▶ Exercise prompt
Print the records from the line containing "For every button, label, input, icon, or" through the line containing "x-tick-label: 2011 [680,651,708,666]", both included, reproducing each line without change.

▶ The input
>>>

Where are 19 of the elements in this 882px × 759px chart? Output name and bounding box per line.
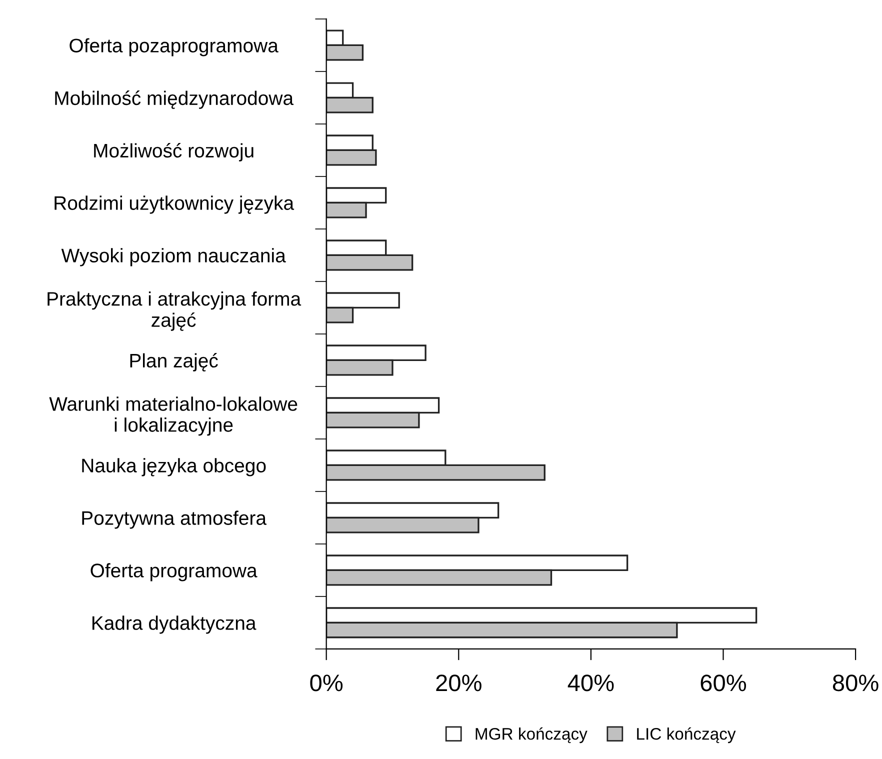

<<<
>>>

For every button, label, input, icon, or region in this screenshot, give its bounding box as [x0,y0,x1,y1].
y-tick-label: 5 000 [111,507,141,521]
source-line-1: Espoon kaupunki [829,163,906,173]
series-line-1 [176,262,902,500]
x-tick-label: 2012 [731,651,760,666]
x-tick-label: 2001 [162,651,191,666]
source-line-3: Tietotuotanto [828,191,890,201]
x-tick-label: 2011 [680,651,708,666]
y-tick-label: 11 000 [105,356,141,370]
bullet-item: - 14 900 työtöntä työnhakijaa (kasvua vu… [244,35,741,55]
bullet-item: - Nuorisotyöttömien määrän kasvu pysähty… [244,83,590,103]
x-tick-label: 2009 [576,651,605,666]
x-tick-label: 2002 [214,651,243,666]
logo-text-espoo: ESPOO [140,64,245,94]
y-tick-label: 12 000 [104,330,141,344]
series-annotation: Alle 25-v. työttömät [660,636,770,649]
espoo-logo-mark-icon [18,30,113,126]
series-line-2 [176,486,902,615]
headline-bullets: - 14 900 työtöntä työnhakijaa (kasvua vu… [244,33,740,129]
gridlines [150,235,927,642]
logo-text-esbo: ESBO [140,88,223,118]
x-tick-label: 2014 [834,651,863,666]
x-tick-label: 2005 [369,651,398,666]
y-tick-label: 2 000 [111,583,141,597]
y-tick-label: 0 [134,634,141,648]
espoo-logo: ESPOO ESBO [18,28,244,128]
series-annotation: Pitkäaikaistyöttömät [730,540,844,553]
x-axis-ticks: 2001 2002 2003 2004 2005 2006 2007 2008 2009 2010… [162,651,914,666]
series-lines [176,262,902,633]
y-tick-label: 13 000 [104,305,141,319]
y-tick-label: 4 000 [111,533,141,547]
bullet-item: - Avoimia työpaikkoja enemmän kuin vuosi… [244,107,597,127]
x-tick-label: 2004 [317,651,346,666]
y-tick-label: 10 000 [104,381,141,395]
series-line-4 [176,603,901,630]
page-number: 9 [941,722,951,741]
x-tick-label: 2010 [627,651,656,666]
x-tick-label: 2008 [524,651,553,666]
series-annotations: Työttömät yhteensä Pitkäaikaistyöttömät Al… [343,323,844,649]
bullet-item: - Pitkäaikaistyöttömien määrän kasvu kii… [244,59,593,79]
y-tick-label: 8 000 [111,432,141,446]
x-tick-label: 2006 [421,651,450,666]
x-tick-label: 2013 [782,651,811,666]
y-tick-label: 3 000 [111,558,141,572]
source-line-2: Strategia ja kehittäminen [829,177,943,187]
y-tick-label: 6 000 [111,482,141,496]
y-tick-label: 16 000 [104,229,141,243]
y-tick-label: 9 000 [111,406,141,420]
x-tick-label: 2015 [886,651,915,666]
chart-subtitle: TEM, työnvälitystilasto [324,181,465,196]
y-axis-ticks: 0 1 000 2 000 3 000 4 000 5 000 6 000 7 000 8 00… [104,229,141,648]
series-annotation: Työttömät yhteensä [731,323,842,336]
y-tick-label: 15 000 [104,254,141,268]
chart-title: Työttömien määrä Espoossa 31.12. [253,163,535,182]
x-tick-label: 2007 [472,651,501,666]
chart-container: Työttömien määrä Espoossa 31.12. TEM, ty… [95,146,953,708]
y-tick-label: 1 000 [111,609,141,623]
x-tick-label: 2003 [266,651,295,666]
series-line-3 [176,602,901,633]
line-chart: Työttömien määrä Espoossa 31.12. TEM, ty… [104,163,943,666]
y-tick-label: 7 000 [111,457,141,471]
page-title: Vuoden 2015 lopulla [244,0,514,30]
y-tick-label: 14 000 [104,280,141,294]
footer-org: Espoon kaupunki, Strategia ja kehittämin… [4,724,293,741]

<<<

▶ Task result
For every button, label, input, icon, or region in this screenshot, give its bounding box as [x0,y0,x1,y1].
y-tick-label: 5 000 [111,507,141,521]
source-line-1: Espoon kaupunki [829,163,906,173]
series-line-1 [176,262,902,500]
x-tick-label: 2012 [731,651,760,666]
x-tick-label: 2001 [162,651,191,666]
source-line-3: Tietotuotanto [828,191,890,201]
x-tick-label: 2011 [680,651,708,666]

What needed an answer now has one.